Dataset content >>

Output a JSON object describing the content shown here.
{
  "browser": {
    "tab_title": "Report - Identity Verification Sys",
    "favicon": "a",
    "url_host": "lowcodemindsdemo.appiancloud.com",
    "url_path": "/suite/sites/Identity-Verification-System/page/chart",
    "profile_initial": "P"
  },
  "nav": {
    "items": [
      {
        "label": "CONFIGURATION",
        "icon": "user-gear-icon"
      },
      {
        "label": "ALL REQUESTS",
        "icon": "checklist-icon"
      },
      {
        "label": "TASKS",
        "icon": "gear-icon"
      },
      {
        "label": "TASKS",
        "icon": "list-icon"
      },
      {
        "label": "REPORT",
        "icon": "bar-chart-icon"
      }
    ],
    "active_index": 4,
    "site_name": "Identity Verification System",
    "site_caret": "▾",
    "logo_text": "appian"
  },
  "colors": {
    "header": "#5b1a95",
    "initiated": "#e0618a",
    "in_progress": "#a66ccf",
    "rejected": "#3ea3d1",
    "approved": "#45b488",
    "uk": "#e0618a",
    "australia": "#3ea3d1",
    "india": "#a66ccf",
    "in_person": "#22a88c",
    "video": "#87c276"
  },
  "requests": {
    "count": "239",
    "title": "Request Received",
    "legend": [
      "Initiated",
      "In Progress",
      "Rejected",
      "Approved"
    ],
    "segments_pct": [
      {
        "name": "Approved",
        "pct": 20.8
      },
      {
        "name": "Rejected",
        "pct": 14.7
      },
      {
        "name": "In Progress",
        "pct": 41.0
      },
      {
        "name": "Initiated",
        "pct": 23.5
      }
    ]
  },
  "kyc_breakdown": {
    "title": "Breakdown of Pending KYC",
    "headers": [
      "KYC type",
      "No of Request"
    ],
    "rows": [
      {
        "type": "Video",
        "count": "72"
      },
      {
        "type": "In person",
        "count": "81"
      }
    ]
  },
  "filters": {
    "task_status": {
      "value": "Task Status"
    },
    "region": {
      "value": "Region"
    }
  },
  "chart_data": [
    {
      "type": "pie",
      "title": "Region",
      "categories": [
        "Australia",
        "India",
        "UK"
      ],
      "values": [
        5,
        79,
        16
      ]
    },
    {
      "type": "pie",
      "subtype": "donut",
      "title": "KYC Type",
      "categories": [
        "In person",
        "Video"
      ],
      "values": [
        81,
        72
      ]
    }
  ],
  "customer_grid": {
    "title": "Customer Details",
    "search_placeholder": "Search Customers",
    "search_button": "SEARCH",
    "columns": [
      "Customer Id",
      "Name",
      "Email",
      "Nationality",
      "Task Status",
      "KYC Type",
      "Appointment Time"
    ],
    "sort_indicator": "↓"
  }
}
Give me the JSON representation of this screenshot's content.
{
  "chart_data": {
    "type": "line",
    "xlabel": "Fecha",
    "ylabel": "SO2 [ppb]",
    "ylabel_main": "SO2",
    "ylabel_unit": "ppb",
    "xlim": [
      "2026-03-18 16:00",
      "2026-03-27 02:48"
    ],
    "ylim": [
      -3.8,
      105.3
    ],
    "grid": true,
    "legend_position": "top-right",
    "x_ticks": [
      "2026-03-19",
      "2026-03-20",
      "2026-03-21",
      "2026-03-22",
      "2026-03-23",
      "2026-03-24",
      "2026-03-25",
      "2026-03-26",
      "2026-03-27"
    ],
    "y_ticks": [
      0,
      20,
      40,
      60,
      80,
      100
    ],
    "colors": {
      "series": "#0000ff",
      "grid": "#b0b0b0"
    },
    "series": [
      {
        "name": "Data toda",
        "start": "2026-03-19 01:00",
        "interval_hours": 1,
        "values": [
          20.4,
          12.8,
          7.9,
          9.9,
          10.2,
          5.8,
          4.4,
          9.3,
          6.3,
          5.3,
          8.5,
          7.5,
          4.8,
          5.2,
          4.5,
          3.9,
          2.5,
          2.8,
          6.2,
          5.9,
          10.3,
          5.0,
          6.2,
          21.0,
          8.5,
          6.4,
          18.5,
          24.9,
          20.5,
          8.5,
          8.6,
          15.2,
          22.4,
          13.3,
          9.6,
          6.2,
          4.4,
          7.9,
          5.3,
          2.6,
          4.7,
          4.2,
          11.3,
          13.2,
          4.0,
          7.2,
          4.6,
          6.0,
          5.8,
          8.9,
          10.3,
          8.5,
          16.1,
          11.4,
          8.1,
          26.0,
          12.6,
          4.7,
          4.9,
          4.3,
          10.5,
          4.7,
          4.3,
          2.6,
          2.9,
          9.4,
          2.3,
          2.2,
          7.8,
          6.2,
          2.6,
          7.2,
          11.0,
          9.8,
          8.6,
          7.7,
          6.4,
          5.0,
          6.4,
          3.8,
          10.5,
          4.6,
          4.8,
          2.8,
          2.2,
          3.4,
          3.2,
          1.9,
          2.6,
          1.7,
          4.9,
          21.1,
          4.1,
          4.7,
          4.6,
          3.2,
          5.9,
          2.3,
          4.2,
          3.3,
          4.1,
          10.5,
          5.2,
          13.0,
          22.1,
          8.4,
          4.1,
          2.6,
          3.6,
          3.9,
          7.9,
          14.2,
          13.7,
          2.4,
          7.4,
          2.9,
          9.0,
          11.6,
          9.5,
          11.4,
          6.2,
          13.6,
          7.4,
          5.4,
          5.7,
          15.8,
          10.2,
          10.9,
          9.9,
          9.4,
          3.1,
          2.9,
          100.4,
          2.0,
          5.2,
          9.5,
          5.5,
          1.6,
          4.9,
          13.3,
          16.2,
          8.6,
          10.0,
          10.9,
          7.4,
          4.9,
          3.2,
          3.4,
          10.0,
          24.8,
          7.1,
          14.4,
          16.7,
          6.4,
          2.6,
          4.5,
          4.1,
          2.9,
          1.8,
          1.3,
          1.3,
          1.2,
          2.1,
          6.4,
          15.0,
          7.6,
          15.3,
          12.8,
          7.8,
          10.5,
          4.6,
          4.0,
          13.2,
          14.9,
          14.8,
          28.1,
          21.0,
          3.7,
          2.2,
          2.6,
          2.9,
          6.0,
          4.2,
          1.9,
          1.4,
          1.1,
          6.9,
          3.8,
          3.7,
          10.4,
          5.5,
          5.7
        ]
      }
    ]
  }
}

Required work >>
What do the records say? Quote them all exactly.

Expected output >>
Output a JSON object describing the content shown here.
{
  "browser": {
    "tab_title": "Report - Identity Verification Sys",
    "favicon": "a",
    "url_host": "lowcodemindsdemo.appiancloud.com",
    "url_path": "/suite/sites/Identity-Verification-System/page/chart",
    "profile_initial": "P"
  },
  "nav": {
    "items": [
      {
        "label": "CONFIGURATION",
        "icon": "user-gear-icon"
      },
      {
        "label": "ALL REQUESTS",
        "icon": "checklist-icon"
      },
      {
        "label": "TASKS",
        "icon": "gear-icon"
      },
      {
        "label": "TASKS",
        "icon": "list-icon"
      },
      {
        "label": "REPORT",
        "icon": "bar-chart-icon"
      }
    ],
    "active_index": 4,
    "site_name": "Identity Verification System",
    "site_caret": "▾",
    "logo_text": "appian"
  },
  "colors": {
    "header": "#5b1a95",
    "initiated": "#e0618a",
    "in_progress": "#a66ccf",
    "rejected": "#3ea3d1",
    "approved": "#45b488",
    "uk": "#e0618a",
    "australia": "#3ea3d1",
    "india": "#a66ccf",
    "in_person": "#22a88c",
    "video": "#87c276"
  },
  "requests": {
    "count": "239",
    "title": "Request Received",
    "legend": [
      "Initiated",
      "In Progress",
      "Rejected",
      "Approved"
    ],
    "segments_pct": [
      {
        "name": "Approved",
        "pct": 20.8
      },
      {
        "name": "Rejected",
        "pct": 14.7
      },
      {
        "name": "In Progress",
        "pct": 41.0
      },
      {
        "name": "Initiated",
        "pct": 23.5
      }
    ]
  },
  "kyc_breakdown": {
    "title": "Breakdown of Pending KYC",
    "headers": [
      "KYC type",
      "No of Request"
    ],
    "rows": [
      {
        "type": "Video",
        "count": "72"
      },
      {
        "type": "In person",
        "count": "81"
      }
    ]
  },
  "filters": {
    "task_status": {
      "value": "Task Status"
    },
    "region": {
      "value": "Region"
    }
  },
  "chart_data": [
    {
      "type": "pie",
      "title": "Region",
      "categories": [
        "Australia",
        "India",
        "UK"
      ],
      "values": [
        5,
        79,
        16
      ]
    },
    {
      "type": "pie",
      "subtype": "donut",
      "title": "KYC Type",
      "categories": [
        "In person",
        "Video"
      ],
      "values": [
        81,
        72
      ]
    }
  ],
  "customer_grid": {
    "title": "Customer Details",
    "search_placeholder": "Search Customers",
    "search_button": "SEARCH",
    "columns": [
      "Customer Id",
      "Name",
      "Email",
      "Nationality",
      "Task Status",
      "KYC Type",
      "Appointment Time"
    ],
    "sort_indicator": "↓"
  }
}
Give me the JSON representation of this screenshot's content.
{
  "chart_data": {
    "type": "line",
    "xlabel": "Fecha",
    "ylabel": "SO2 [ppb]",
    "ylabel_main": "SO2",
    "ylabel_unit": "ppb",
    "xlim": [
      "2026-03-18 16:00",
      "2026-03-27 02:48"
    ],
    "ylim": [
      -3.8,
      105.3
    ],
    "grid": true,
    "legend_position": "top-right",
    "x_ticks": [
      "2026-03-19",
      "2026-03-20",
      "2026-03-21",
      "2026-03-22",
      "2026-03-23",
      "2026-03-24",
      "2026-03-25",
      "2026-03-26",
      "2026-03-27"
    ],
    "y_ticks": [
      0,
      20,
      40,
      60,
      80,
      100
    ],
    "colors": {
      "series": "#0000ff",
      "grid": "#b0b0b0"
    },
    "series": [
      {
        "name": "Data toda",
        "start": "2026-03-19 01:00",
        "interval_hours": 1,
        "values": [
          20.4,
          12.8,
          7.9,
          9.9,
          10.2,
          5.8,
          4.4,
          9.3,
          6.3,
          5.3,
          8.5,
          7.5,
          4.8,
          5.2,
          4.5,
          3.9,
          2.5,
          2.8,
          6.2,
          5.9,
          10.3,
          5.0,
          6.2,
          21.0,
          8.5,
          6.4,
          18.5,
          24.9,
          20.5,
          8.5,
          8.6,
          15.2,
          22.4,
          13.3,
          9.6,
          6.2,
          4.4,
          7.9,
          5.3,
          2.6,
          4.7,
          4.2,
          11.3,
          13.2,
          4.0,
          7.2,
          4.6,
          6.0,
          5.8,
          8.9,
          10.3,
          8.5,
          16.1,
          11.4,
          8.1,
          26.0,
          12.6,
          4.7,
          4.9,
          4.3,
          10.5,
          4.7,
          4.3,
          2.6,
          2.9,
          9.4,
          2.3,
          2.2,
          7.8,
          6.2,
          2.6,
          7.2,
          11.0,
          9.8,
          8.6,
          7.7,
          6.4,
          5.0,
          6.4,
          3.8,
          10.5,
          4.6,
          4.8,
          2.8,
          2.2,
          3.4,
          3.2,
          1.9,
          2.6,
          1.7,
          4.9,
          21.1,
          4.1,
          4.7,
          4.6,
          3.2,
          5.9,
          2.3,
          4.2,
          3.3,
          4.1,
          10.5,
          5.2,
          13.0,
          22.1,
          8.4,
          4.1,
          2.6,
          3.6,
          3.9,
          7.9,
          14.2,
          13.7,
          2.4,
          7.4,
          2.9,
          9.0,
          11.6,
          9.5,
          11.4,
          6.2,
          13.6,
          7.4,
          5.4,
          5.7,
          15.8,
          10.2,
          10.9,
          9.9,
          9.4,
          3.1,
          2.9,
          100.4,
          2.0,
          5.2,
          9.5,
          5.5,
          1.6,
          4.9,
          13.3,
          16.2,
          8.6,
          10.0,
          10.9,
          7.4,
          4.9,
          3.2,
          3.4,
          10.0,
          24.8,
          7.1,
          14.4,
          16.7,
          6.4,
          2.6,
          4.5,
          4.1,
          2.9,
          1.8,
          1.3,
          1.3,
          1.2,
          2.1,
          6.4,
          15.0,
          7.6,
          15.3,
          12.8,
          7.8,
          10.5,
          4.6,
          4.0,
          13.2,
          14.9,
          14.8,
          28.1,
          21.0,
          3.7,
          2.2,
          2.6,
          2.9,
          6.0,
          4.2,
          1.9,
          1.4,
          1.1,
          6.9,
          3.8,
          3.7,
          10.4,
          5.5,
          5.7
        ]
      }
    ]
  }
}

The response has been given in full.